YOUR TASK:
List all lines in the material below that contain "this".
•••••
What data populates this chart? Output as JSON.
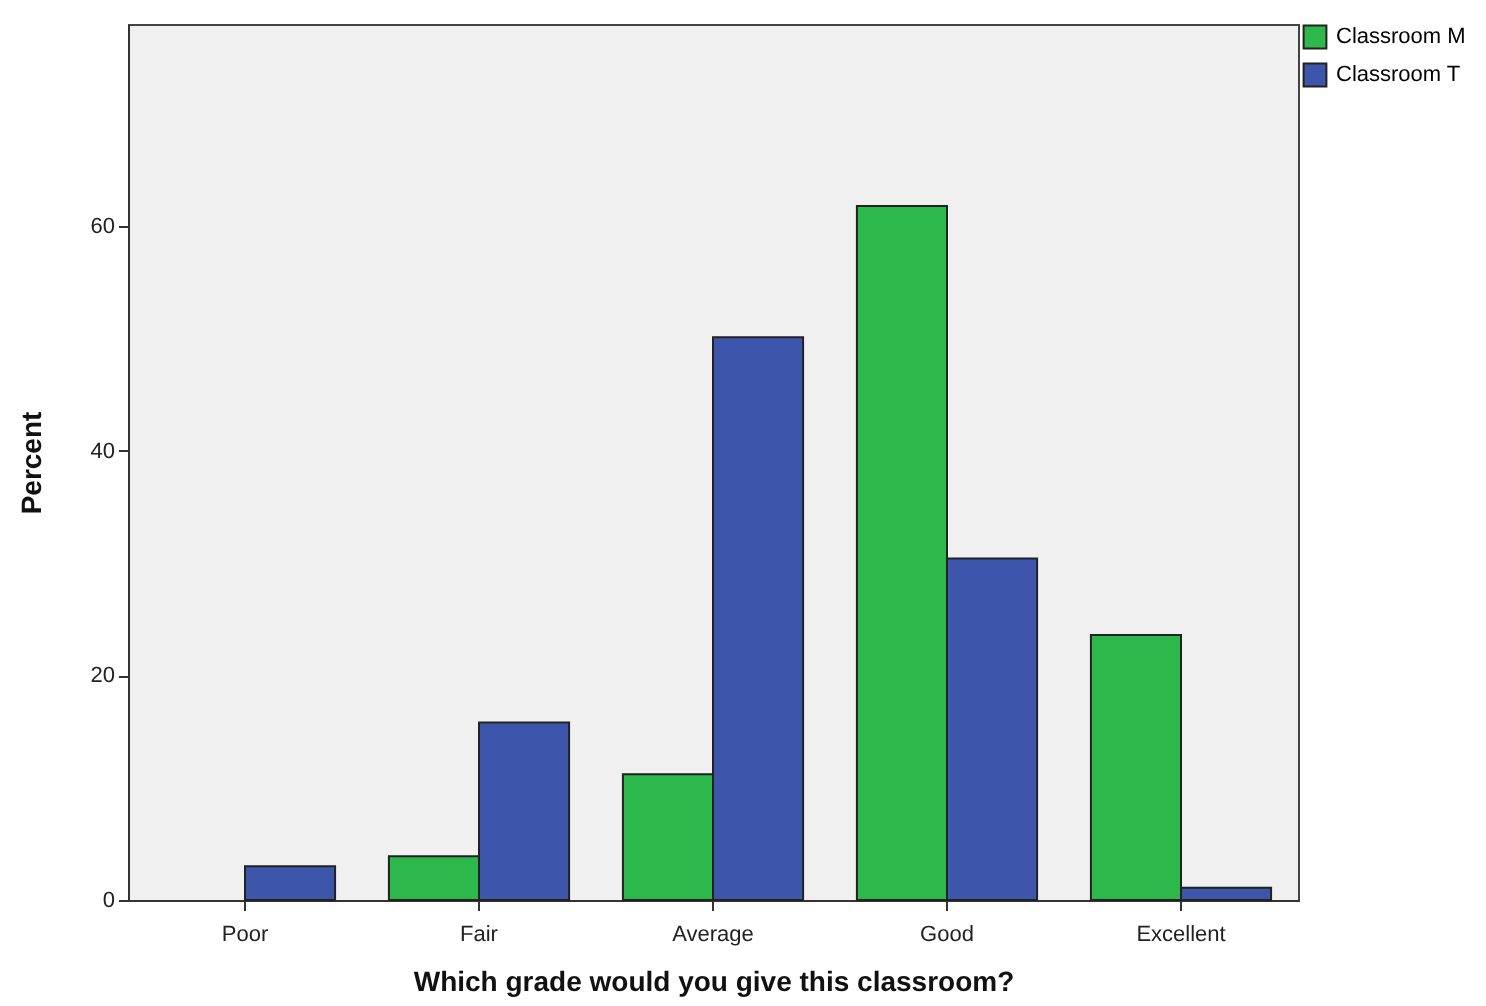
{
  "chart_data": {
    "type": "bar",
    "xlabel": "Which grade would you give this classroom?",
    "ylabel": "Percent",
    "categories": [
      "Poor",
      "Fair",
      "Average",
      "Good",
      "Excellent"
    ],
    "series": [
      {
        "name": "Classroom M",
        "color": "#2db84b",
        "values": [
          null,
          3.9,
          11.2,
          61.8,
          23.6
        ]
      },
      {
        "name": "Classroom T",
        "color": "#3d56ab",
        "values": [
          3.0,
          15.8,
          50.1,
          30.4,
          1.1
        ]
      }
    ],
    "ylim": [
      0,
      78
    ],
    "yticks": [
      0,
      20,
      40,
      60
    ],
    "grid": false,
    "legend": "top right"
  }
}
•••••
RESPONSE TO THE EXERCISE:
What data populates this chart? Output as JSON.
    "xlabel": "Which grade would you give this classroom?",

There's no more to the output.